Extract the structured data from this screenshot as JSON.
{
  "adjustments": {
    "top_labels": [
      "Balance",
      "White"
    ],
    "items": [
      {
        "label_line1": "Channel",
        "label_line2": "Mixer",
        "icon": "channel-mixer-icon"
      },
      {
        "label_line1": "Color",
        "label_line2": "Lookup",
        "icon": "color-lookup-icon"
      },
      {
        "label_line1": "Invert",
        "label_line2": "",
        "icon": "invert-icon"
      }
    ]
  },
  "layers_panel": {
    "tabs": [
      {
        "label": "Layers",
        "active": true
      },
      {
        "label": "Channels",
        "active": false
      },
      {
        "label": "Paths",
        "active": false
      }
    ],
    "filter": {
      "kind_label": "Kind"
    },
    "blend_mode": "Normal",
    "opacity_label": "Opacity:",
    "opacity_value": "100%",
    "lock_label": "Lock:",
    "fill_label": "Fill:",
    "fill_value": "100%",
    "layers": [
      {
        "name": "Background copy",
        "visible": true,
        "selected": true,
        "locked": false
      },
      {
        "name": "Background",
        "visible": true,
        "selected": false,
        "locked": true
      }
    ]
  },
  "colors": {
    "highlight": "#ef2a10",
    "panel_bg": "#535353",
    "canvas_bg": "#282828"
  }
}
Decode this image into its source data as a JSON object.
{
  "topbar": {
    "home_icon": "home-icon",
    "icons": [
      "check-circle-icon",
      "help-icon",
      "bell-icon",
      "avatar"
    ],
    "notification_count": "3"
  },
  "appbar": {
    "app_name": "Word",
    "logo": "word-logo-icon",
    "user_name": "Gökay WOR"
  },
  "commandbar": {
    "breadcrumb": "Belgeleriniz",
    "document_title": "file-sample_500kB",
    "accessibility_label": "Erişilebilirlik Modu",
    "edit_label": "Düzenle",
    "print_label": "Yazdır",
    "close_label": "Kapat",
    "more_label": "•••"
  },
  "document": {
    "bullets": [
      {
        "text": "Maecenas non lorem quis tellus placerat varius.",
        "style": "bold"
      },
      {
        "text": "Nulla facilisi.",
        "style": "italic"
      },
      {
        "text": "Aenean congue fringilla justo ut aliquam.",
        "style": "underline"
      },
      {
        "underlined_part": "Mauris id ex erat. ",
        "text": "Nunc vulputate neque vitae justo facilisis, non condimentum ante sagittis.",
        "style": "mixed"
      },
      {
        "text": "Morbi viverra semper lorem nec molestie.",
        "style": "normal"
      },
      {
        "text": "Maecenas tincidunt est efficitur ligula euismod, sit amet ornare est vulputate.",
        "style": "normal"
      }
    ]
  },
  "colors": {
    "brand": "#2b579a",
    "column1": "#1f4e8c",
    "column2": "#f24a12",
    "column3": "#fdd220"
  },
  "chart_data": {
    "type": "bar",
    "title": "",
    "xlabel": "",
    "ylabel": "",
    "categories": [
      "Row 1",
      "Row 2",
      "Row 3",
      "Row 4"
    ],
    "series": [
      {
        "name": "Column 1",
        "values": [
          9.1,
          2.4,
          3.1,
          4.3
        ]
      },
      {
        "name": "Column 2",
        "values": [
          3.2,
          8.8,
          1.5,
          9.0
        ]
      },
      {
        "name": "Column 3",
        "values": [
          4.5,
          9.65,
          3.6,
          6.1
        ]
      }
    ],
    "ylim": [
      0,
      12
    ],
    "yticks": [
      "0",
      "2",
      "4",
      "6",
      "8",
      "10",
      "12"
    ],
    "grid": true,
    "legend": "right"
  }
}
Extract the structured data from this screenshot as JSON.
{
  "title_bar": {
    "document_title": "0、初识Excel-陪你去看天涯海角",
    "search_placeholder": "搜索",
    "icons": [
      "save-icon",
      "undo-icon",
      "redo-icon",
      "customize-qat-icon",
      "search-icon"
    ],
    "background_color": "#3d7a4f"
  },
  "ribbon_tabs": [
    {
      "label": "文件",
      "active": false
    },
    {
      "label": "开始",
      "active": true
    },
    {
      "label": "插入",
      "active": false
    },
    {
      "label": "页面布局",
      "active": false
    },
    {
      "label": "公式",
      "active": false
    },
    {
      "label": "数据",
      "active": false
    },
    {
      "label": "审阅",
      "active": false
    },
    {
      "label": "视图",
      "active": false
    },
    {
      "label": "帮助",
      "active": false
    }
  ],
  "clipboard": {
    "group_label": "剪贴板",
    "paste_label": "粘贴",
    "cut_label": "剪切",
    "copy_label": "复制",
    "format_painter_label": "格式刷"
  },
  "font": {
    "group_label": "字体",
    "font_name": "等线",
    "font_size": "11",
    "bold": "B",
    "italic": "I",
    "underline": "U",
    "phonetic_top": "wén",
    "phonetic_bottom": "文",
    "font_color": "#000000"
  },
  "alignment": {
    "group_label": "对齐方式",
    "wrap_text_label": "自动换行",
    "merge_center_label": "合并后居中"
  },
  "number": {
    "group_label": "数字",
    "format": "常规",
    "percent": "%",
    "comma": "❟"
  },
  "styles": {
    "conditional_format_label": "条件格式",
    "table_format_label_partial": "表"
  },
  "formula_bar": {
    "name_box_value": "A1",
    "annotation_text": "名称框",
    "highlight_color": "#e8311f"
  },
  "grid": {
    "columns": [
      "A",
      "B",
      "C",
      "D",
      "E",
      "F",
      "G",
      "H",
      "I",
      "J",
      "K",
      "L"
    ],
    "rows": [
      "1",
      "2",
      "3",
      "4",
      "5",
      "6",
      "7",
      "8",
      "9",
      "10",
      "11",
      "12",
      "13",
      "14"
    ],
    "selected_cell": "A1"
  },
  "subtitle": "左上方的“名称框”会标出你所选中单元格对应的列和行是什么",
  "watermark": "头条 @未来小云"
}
━━━━━━━━━━━━━━━━
## DIRECTIONS
Search the data for "Maecenas" and list every line in which it occurs.

## OUTPUT FOR THIS TASK
        "text": "Maecenas non lorem quis tellus placerat varius.",
        "text": "Maecenas tincidunt est efficitur ligula euismod, sit amet ornare est vulputate.",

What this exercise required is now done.